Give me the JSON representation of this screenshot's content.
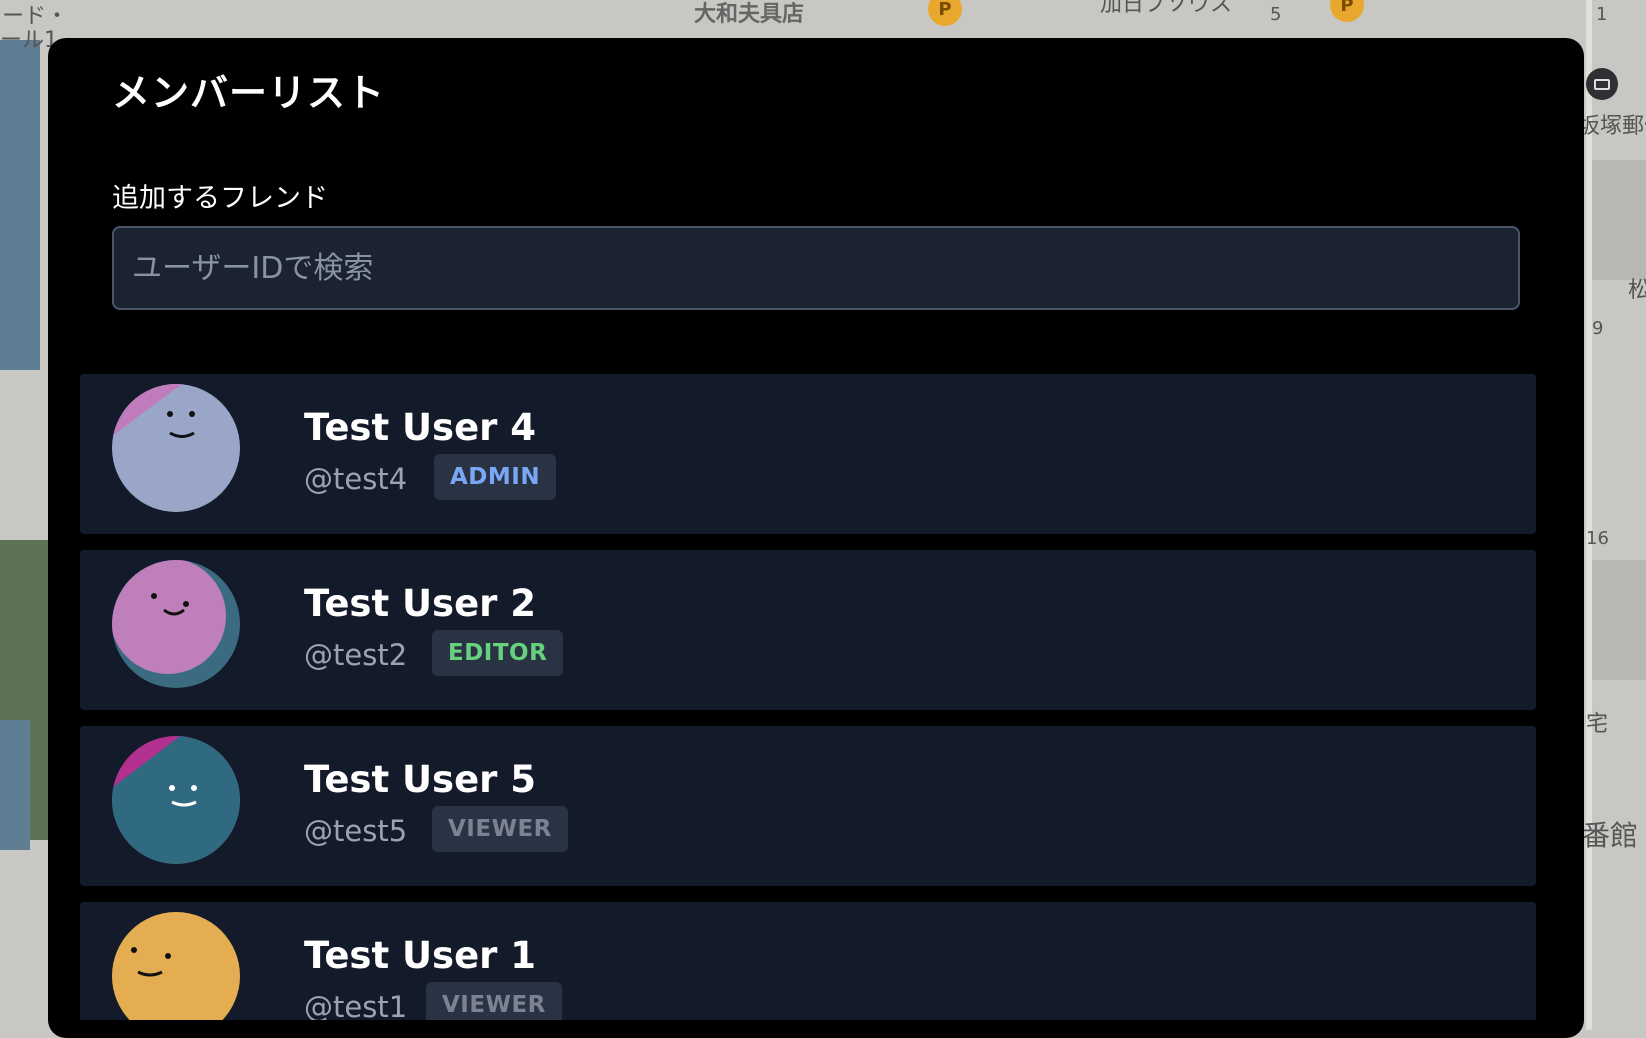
{
  "map": {
    "labels": [
      "ード・",
      "ール1",
      "大和夫具店",
      "加日ブソウス",
      "坂塚郵便",
      "松",
      "宅",
      "番館",
      "5",
      "1",
      "9",
      "16"
    ],
    "pin_label": "P",
    "icons": [
      "parking-icon",
      "mail-icon"
    ]
  },
  "modal": {
    "title": "メンバーリスト",
    "friend_field_label": "追加するフレンド",
    "search_placeholder": "ユーザーIDで検索",
    "search_value": ""
  },
  "members": [
    {
      "name": "Test User 4",
      "handle": "@test4",
      "role": "ADMIN",
      "role_color": "#7aa7f5",
      "avatar_colors": [
        "#9aa6c8",
        "#c07bbd"
      ]
    },
    {
      "name": "Test User 2",
      "handle": "@test2",
      "role": "EDITOR",
      "role_color": "#66d27e",
      "avatar_colors": [
        "#bf7fba",
        "#3a6b80"
      ]
    },
    {
      "name": "Test User 5",
      "handle": "@test5",
      "role": "VIEWER",
      "role_color": "#7b8291",
      "avatar_colors": [
        "#2f6a80",
        "#b2318f"
      ]
    },
    {
      "name": "Test User 1",
      "handle": "@test1",
      "role": "VIEWER",
      "role_color": "#7b8291",
      "avatar_colors": [
        "#e5ad52",
        "#e5ad52"
      ]
    }
  ],
  "colors": {
    "modal_bg": "#000000",
    "row_bg": "#131a29",
    "input_bg": "#1b2331",
    "badge_bg": "#2a3344"
  }
}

:::::

Task to carry out
Go through the records. Copy each line where "name" appears.

Exercise response
      "name": "Test User 4",
      "name": "Test User 2",
      "name": "Test User 5",
      "name": "Test User 1",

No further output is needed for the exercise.